### [Set task 1]
What was the name of the ISP that Zambia's government threatened to prosecute in 1996, according to the excerpt on Zambia's internet record?
### [Set task 2]
Set down the passage from the Zambia excerpt word for word, beginning at the words "Since 1996, a" and stopping after "or service providers.".

### [Excerpt provided]
┄┄┄┄┄┄┄┄┄┄┄┄┄┄┄┄┄┄┄┄
The southern African country presents a mixed record: ICT access is growing (a mobile phone penetration rate of 75% and internet penetration rate of 32%), but is undermined by high data and voice usage costs that entrench the digital divide between men and women and between rural and urban areas. Moreover, while the country is investing in extending services to rural and underserved areas, national laws largely undermine free expression and the communications regulator is criticised for undermining citizens’ rights to free expression.
In the last two decades, Zambia has recorded some firsts on internet use – both positive and negative. In 1996, one of the first documented acts of government censorship of online content in Africa happened when Zambia’s government ordered the take down of content from the online edition of The Post newspaper, after threatening to prosecute the country’s main Internet Service Provider (ISP), Zamnet.


The content was banned under the Preservation of Public Security Act for allegedly containing a report based on leaked documents that revealed secret government plans for a referendum on the adoption of a new constitution. A presidential decree warned the public that anyone caught with the banned edition, including the electronic version, would be liable to prosecution.
Since 1996, a number of interruptions to online communication have been reported. Access to some online news outlets, such as the Zambia Watchdog, has been blocked at different intervals, particularly between 2012 and 2014, over publication of content critical of the government. This alongside physical intimidation, arrests and seizure of devices such as journalists’ laptops and mobile phones. Meanwhile, in August 2016, internet connectivity interruptions were reported during the election period but these could not be verified as deliberately orchestrated by the state or service providers.
┄┄┄┄┄┄┄┄┄┄┄┄┄┄┄┄┄┄┄┄
### [Information provided]
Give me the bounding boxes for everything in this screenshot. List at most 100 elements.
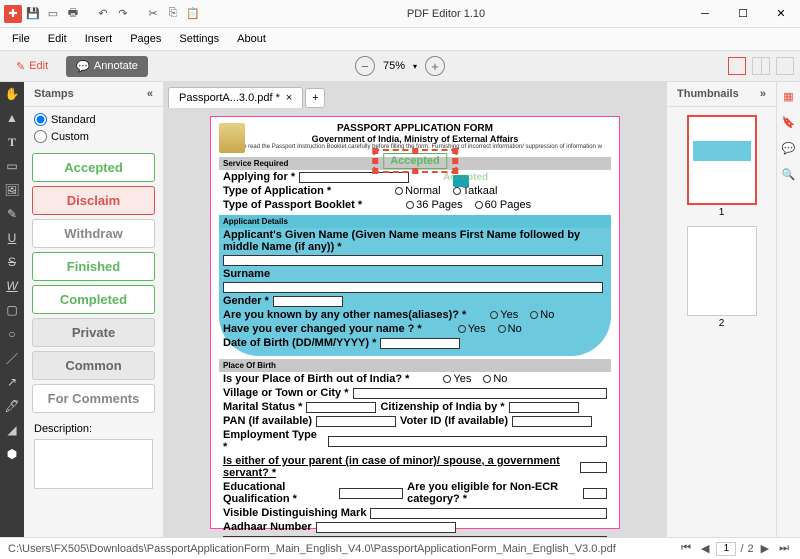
menu-insert[interactable]: Insert bbox=[77, 31, 121, 47]
open-icon[interactable]: ▭ bbox=[44, 5, 62, 23]
rect-tool-icon[interactable]: ▢ bbox=[4, 302, 20, 318]
edit-mode-button[interactable]: ✎ Edit bbox=[6, 56, 58, 77]
tab-close-icon[interactable]: × bbox=[286, 92, 292, 104]
stamp-finished[interactable]: Finished bbox=[32, 252, 155, 281]
pob-out-label: Is your Place of Birth out of India? * bbox=[223, 373, 409, 385]
voter-label: Voter ID (If available) bbox=[400, 415, 508, 427]
description-label: Description: bbox=[34, 423, 153, 435]
page-sep: / bbox=[740, 543, 743, 555]
thumb-1-label: 1 bbox=[687, 207, 757, 218]
stamp-annotation[interactable]: Accepted bbox=[373, 149, 457, 173]
underline-tool-icon[interactable]: U bbox=[4, 230, 20, 246]
zoom-value: 75% bbox=[383, 60, 405, 72]
tab-add-button[interactable]: + bbox=[305, 88, 325, 108]
menu-edit[interactable]: Edit bbox=[40, 31, 75, 47]
stamp-for-comments[interactable]: For Comments bbox=[32, 384, 155, 413]
zoom-dropdown-icon[interactable]: ▾ bbox=[413, 62, 417, 71]
given-name-input[interactable] bbox=[223, 255, 603, 266]
line-tool-icon[interactable]: ／ bbox=[4, 350, 20, 366]
stamp-standard-radio[interactable]: Standard bbox=[34, 113, 153, 126]
hand-tool-icon[interactable]: ✋ bbox=[4, 86, 20, 102]
text-tool-icon[interactable]: T bbox=[4, 134, 20, 150]
view-single-icon[interactable] bbox=[728, 57, 746, 75]
village-input[interactable] bbox=[353, 388, 607, 399]
paste-icon[interactable]: 📋 bbox=[184, 5, 202, 23]
view-double-icon[interactable] bbox=[752, 57, 770, 75]
wavy-tool-icon[interactable]: W bbox=[4, 278, 20, 294]
marital-input[interactable] bbox=[306, 402, 376, 413]
stamp-completed[interactable]: Completed bbox=[32, 285, 155, 314]
arrow-tool-icon[interactable]: ↗ bbox=[4, 374, 20, 390]
pencil-tool-icon[interactable]: ✎ bbox=[4, 206, 20, 222]
thumbnails-header: Thumbnails» bbox=[667, 82, 776, 107]
print-icon[interactable]: 🖶 bbox=[64, 5, 82, 23]
next-page-button[interactable]: ▶ bbox=[758, 542, 772, 555]
surname-input[interactable] bbox=[223, 282, 603, 293]
stamp-custom-radio[interactable]: Custom bbox=[34, 130, 153, 143]
distinguishing-label: Visible Distinguishing Mark bbox=[223, 507, 366, 519]
select-tool-icon[interactable]: ▲ bbox=[4, 110, 20, 126]
minimize-button[interactable]: ─ bbox=[686, 0, 724, 28]
thumbnails-icon[interactable]: ▦ bbox=[781, 88, 797, 104]
village-label: Village or Town or City * bbox=[223, 387, 349, 399]
parent-gov-input[interactable] bbox=[580, 462, 607, 473]
employment-input[interactable] bbox=[328, 436, 607, 447]
pan-input[interactable] bbox=[316, 416, 396, 427]
close-button[interactable]: ✕ bbox=[762, 0, 800, 28]
maximize-button[interactable]: ☐ bbox=[724, 0, 762, 28]
annotate-mode-button[interactable]: 💬 Annotate bbox=[66, 56, 148, 77]
copy-icon[interactable]: ⎘ bbox=[164, 5, 182, 23]
save-icon[interactable]: 💾 bbox=[24, 5, 42, 23]
type-booklet-label: Type of Passport Booklet * bbox=[223, 199, 362, 211]
right-rail: ▦ 🔖 💬 🔍 bbox=[776, 82, 800, 537]
redo-icon[interactable]: ↷ bbox=[114, 5, 132, 23]
search-icon[interactable]: 🔍 bbox=[781, 166, 797, 182]
citizenship-input[interactable] bbox=[509, 402, 579, 413]
thumbnail-2[interactable] bbox=[687, 226, 757, 316]
last-page-button[interactable]: ⏭ bbox=[776, 542, 792, 555]
edu-input[interactable] bbox=[339, 488, 404, 499]
page-total: 2 bbox=[748, 543, 754, 555]
note-tool-icon[interactable]: ▭ bbox=[4, 158, 20, 174]
gender-label: Gender * bbox=[223, 295, 269, 307]
comments-icon[interactable]: 💬 bbox=[781, 140, 797, 156]
thumbnail-1[interactable] bbox=[687, 115, 757, 205]
canvas[interactable]: PASSPORT APPLICATION FORM Government of … bbox=[164, 108, 666, 537]
non-ecr-input[interactable] bbox=[583, 488, 607, 499]
aadhaar-input[interactable] bbox=[316, 522, 456, 533]
collapse-icon[interactable]: « bbox=[147, 88, 153, 100]
collapse-icon[interactable]: » bbox=[760, 88, 766, 100]
eraser-tool-icon[interactable]: ◢ bbox=[4, 422, 20, 438]
stamp-private[interactable]: Private bbox=[32, 318, 155, 347]
undo-icon[interactable]: ↶ bbox=[94, 5, 112, 23]
first-page-button[interactable]: ⏮ bbox=[678, 542, 694, 555]
stamp-tool-icon[interactable]: ⬢ bbox=[4, 446, 20, 462]
zoom-in-button[interactable]: + bbox=[425, 56, 445, 76]
gender-input[interactable] bbox=[273, 296, 343, 307]
stamp-withdraw[interactable]: Withdraw bbox=[32, 219, 155, 248]
stamp-accepted[interactable]: Accepted bbox=[32, 153, 155, 182]
prev-page-button[interactable]: ◀ bbox=[698, 542, 712, 555]
stamp-disclaim[interactable]: Disclaim bbox=[32, 186, 155, 215]
menu-file[interactable]: File bbox=[4, 31, 38, 47]
zoom-out-button[interactable]: − bbox=[355, 56, 375, 76]
image-tool-icon[interactable]: 🖼 bbox=[4, 182, 20, 198]
stamp-common[interactable]: Common bbox=[32, 351, 155, 380]
menu-pages[interactable]: Pages bbox=[122, 31, 169, 47]
menu-about[interactable]: About bbox=[229, 31, 274, 47]
view-scroll-icon[interactable] bbox=[776, 57, 794, 75]
description-box[interactable] bbox=[34, 439, 153, 489]
distinguishing-input[interactable] bbox=[370, 508, 607, 519]
strike-tool-icon[interactable]: S bbox=[4, 254, 20, 270]
bookmarks-icon[interactable]: 🔖 bbox=[781, 114, 797, 130]
circle-tool-icon[interactable]: ○ bbox=[4, 326, 20, 342]
document-tab[interactable]: PassportA...3.0.pdf * × bbox=[168, 87, 303, 108]
brush-tool-icon[interactable]: 🖊 bbox=[4, 398, 20, 414]
applying-for-input[interactable] bbox=[299, 172, 409, 183]
voter-input[interactable] bbox=[512, 416, 592, 427]
menu-settings[interactable]: Settings bbox=[171, 31, 227, 47]
dob-input[interactable] bbox=[380, 338, 460, 349]
section-pob: Place Of Birth bbox=[219, 359, 611, 372]
cut-icon[interactable]: ✂ bbox=[144, 5, 162, 23]
page-input[interactable] bbox=[716, 542, 736, 556]
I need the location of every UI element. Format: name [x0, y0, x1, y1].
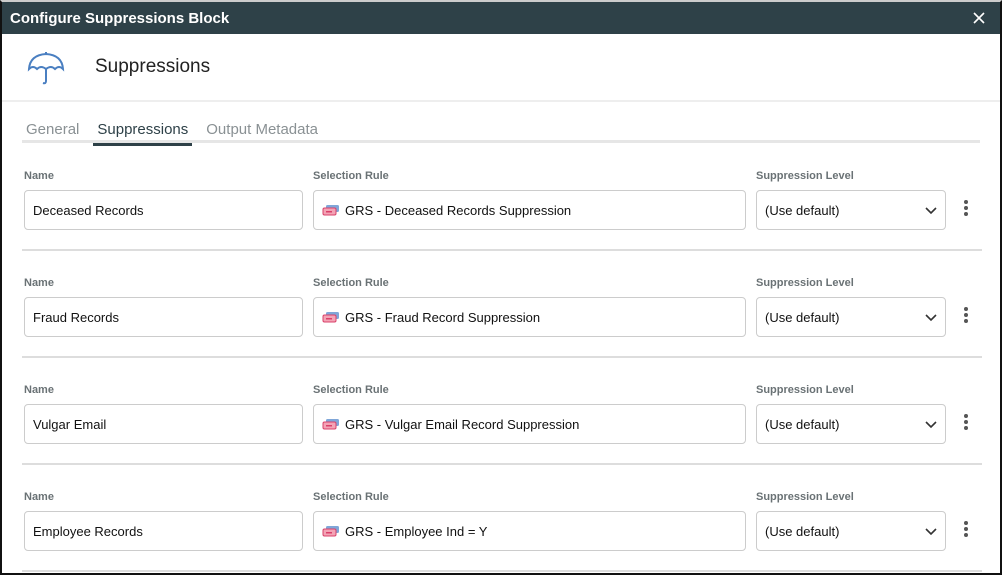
more-options-icon[interactable]: [962, 414, 970, 434]
suppression-row: Name Selection Rule Suppression Level Vu…: [22, 384, 982, 491]
tab-general[interactable]: General: [26, 121, 80, 138]
selection-rule-icon: [322, 526, 339, 537]
suppression-row: Name Selection Rule Suppression Level Em…: [22, 491, 982, 573]
name-input[interactable]: Deceased Records: [24, 190, 303, 230]
suppression-level-value: (Use default): [765, 202, 840, 218]
chevron-down-icon: [925, 314, 937, 322]
suppression-row: Name Selection Rule Suppression Level De…: [22, 170, 982, 277]
tab-suppressions[interactable]: Suppressions: [93, 115, 193, 146]
suppression-level-value: (Use default): [765, 416, 840, 432]
dialog-title: Configure Suppressions Block: [10, 9, 230, 27]
header: Suppressions: [2, 34, 1000, 102]
more-options-icon[interactable]: [962, 521, 970, 541]
suppression-level-select[interactable]: (Use default): [756, 511, 946, 551]
umbrella-icon: [27, 52, 65, 85]
suppression-row: Name Selection Rule Suppression Level Fr…: [22, 277, 982, 384]
title-bar: Configure Suppressions Block: [2, 2, 1000, 34]
name-value: Fraud Records: [33, 309, 119, 325]
selection-rule-field[interactable]: GRS - Deceased Records Suppression: [313, 190, 746, 230]
selection-rule-value: GRS - Deceased Records Suppression: [345, 202, 572, 218]
close-icon[interactable]: [970, 9, 988, 27]
tab-output-metadata[interactable]: Output Metadata: [206, 121, 319, 138]
selection-rule-label: Selection Rule: [313, 170, 389, 182]
name-input[interactable]: Vulgar Email: [24, 404, 303, 444]
tab-bar: General Suppressions Output Metadata: [22, 115, 980, 146]
name-label: Name: [24, 170, 54, 182]
row-divider: [22, 356, 982, 358]
row-divider: [22, 570, 982, 572]
chevron-down-icon: [925, 207, 937, 215]
suppression-level-select[interactable]: (Use default): [756, 297, 946, 337]
name-value: Employee Records: [33, 523, 143, 539]
more-options-icon[interactable]: [962, 200, 970, 220]
selection-rule-value: GRS - Fraud Record Suppression: [345, 309, 541, 325]
name-label: Name: [24, 277, 54, 289]
name-label: Name: [24, 491, 54, 503]
suppression-level-label: Suppression Level: [756, 277, 854, 289]
selection-rule-field[interactable]: GRS - Fraud Record Suppression: [313, 297, 746, 337]
suppression-level-label: Suppression Level: [756, 491, 854, 503]
name-label: Name: [24, 384, 54, 396]
selection-rule-value: GRS - Employee Ind = Y: [345, 523, 488, 539]
selection-rule-value: GRS - Vulgar Email Record Suppression: [345, 416, 580, 432]
suppression-level-value: (Use default): [765, 523, 840, 539]
suppression-level-label: Suppression Level: [756, 384, 854, 396]
chevron-down-icon: [925, 421, 937, 429]
selection-rule-label: Selection Rule: [313, 384, 389, 396]
header-title: Suppressions: [95, 56, 211, 77]
selection-rule-icon: [322, 312, 339, 323]
suppression-level-label: Suppression Level: [756, 170, 854, 182]
name-value: Vulgar Email: [33, 416, 107, 432]
selection-rule-icon: [322, 419, 339, 430]
suppression-level-select[interactable]: (Use default): [756, 190, 946, 230]
selection-rule-icon: [322, 205, 339, 216]
suppression-level-value: (Use default): [765, 309, 840, 325]
selection-rule-label: Selection Rule: [313, 491, 389, 503]
selection-rule-field[interactable]: GRS - Vulgar Email Record Suppression: [313, 404, 746, 444]
row-divider: [22, 249, 982, 251]
name-value: Deceased Records: [33, 202, 144, 218]
selection-rule-label: Selection Rule: [313, 277, 389, 289]
more-options-icon[interactable]: [962, 307, 970, 327]
name-input[interactable]: Employee Records: [24, 511, 303, 551]
selection-rule-field[interactable]: GRS - Employee Ind = Y: [313, 511, 746, 551]
suppression-level-select[interactable]: (Use default): [756, 404, 946, 444]
name-input[interactable]: Fraud Records: [24, 297, 303, 337]
chevron-down-icon: [925, 528, 937, 536]
row-divider: [22, 463, 982, 465]
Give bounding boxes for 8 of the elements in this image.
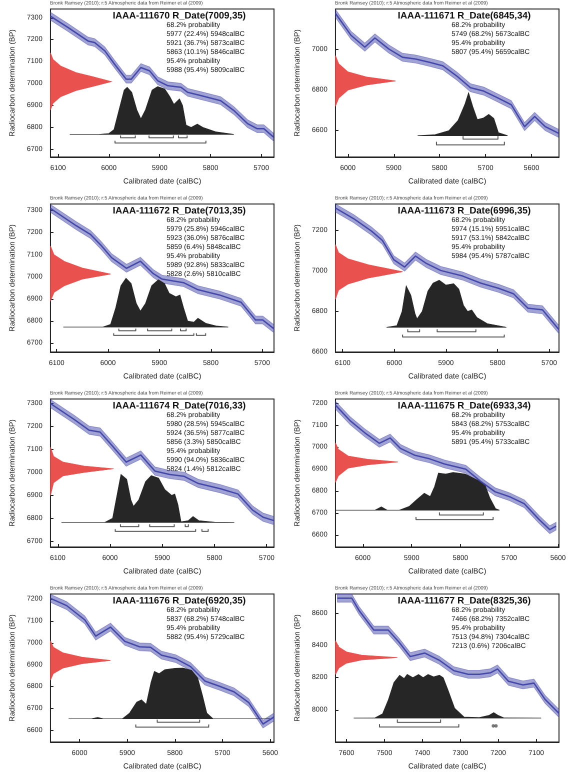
chart-title: IAAA-111676 R_Date(6920,35) — [112, 596, 246, 606]
chart-title: IAAA-111677 R_Date(8325,36) — [398, 596, 531, 606]
chart-title: IAAA-111675 R_Date(6933,34) — [398, 400, 531, 412]
chart-title: IAAA-111673 R_Date(6996,35) — [398, 206, 531, 216]
chart-title: IAAA-111670 R_Date(7009,35) — [112, 10, 246, 22]
chart-title: IAAA-111674 R_Date(7016,33) — [112, 400, 246, 412]
chart-title: IAAA-111672 R_Date(7013,35) — [112, 206, 246, 216]
chart-title: IAAA-111671 R_Date(6845,34) — [398, 10, 531, 22]
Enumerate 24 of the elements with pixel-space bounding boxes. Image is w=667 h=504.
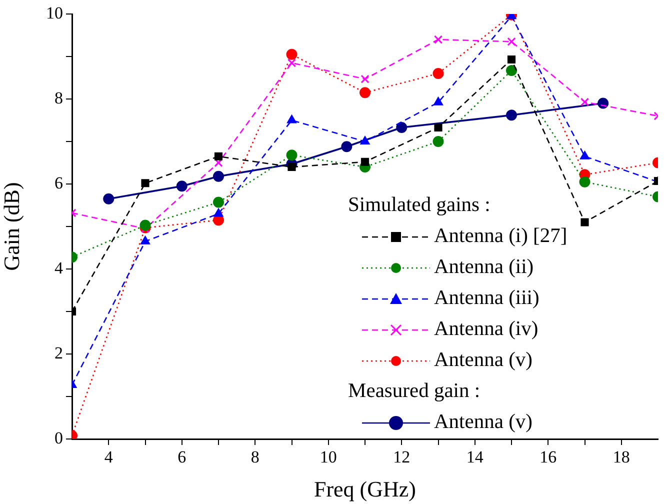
- legend-label: Antenna (v): [434, 410, 532, 435]
- x-tick-label: 10: [320, 448, 337, 467]
- legend-label: Antenna (iv): [434, 317, 538, 342]
- x-axis-title: Freq (GHz): [314, 476, 416, 502]
- y-axis-title: Gain (dB): [0, 182, 24, 271]
- x-tick-label: 12: [393, 448, 410, 467]
- legend-label: Antenna (ii): [434, 255, 534, 280]
- y-tick-label: 4: [54, 258, 64, 278]
- y-tick-label: 0: [54, 428, 63, 448]
- x-tick-label: 6: [178, 448, 186, 467]
- x-tick-label: 14: [466, 448, 484, 467]
- legend-label: Antenna (iii): [434, 286, 540, 311]
- legend-label: Antenna (i) [27]: [434, 224, 568, 249]
- legend-title: Simulated gains :: [348, 193, 492, 218]
- x-tick-label: 18: [612, 448, 630, 467]
- annotation: Measured gain :: [348, 379, 482, 404]
- y-tick-label: 8: [54, 88, 63, 108]
- y-tick-label: 6: [54, 173, 63, 192]
- legend-label: Antenna (v): [434, 348, 532, 373]
- x-tick-label: 8: [250, 448, 260, 467]
- y-tick-label: 2: [54, 343, 63, 362]
- x-tick-label: 16: [540, 448, 557, 467]
- x-tick-label: 4: [104, 448, 114, 467]
- y-tick-label: 10: [46, 3, 63, 22]
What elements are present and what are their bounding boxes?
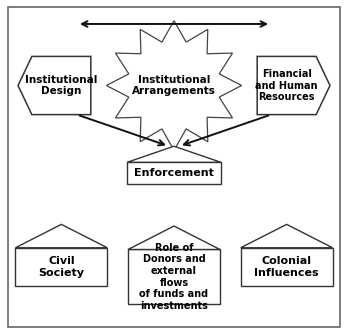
Polygon shape [15, 224, 107, 248]
Text: Institutional
Design: Institutional Design [25, 75, 97, 96]
Bar [15, 248, 107, 286]
Polygon shape [127, 146, 221, 162]
Text: Financial
and Human
Resources: Financial and Human Resources [255, 69, 318, 102]
Polygon shape [128, 226, 220, 249]
Text: Role of
Donors and
external
flows
of funds and
investments: Role of Donors and external flows of fun… [140, 243, 208, 311]
Text: Enforcement: Enforcement [134, 168, 214, 178]
Text: Civil
Society: Civil Society [38, 256, 84, 278]
Text: Colonial
Influences: Colonial Influences [254, 256, 319, 278]
Polygon shape [18, 56, 91, 115]
Bar [128, 249, 220, 304]
Text: Institutional
Arrangements: Institutional Arrangements [132, 75, 216, 96]
Polygon shape [241, 224, 333, 248]
Polygon shape [106, 21, 242, 150]
Polygon shape [257, 56, 330, 115]
Bar [127, 162, 221, 184]
Bar [241, 248, 333, 286]
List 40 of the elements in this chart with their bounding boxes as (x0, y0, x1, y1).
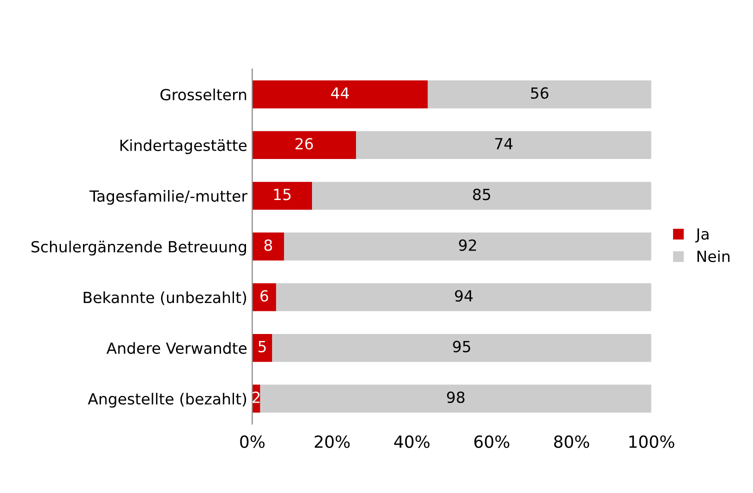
┄┄┄┄┄┄┄┄┄┄┄┄┄┄┄┄┄┄┄┄
### [Expected output 1]
Zamnet.

### [Expected output 2]
Since 1996, a number of interruptions to online communication have been reported. Access to some online news outlets, such as the Zambia Watchdog, has been blocked at different intervals, particularly between 2012 and 2014, over publication of content critical of the government. This alongside physical intimidation, arrests and seizure of devices such as journalists’ laptops and mobile phones. Meanwhile, in August 2016, internet connectivity interruptions were reported during the election period but these could not be verified as deliberately orchestrated by the state or service providers.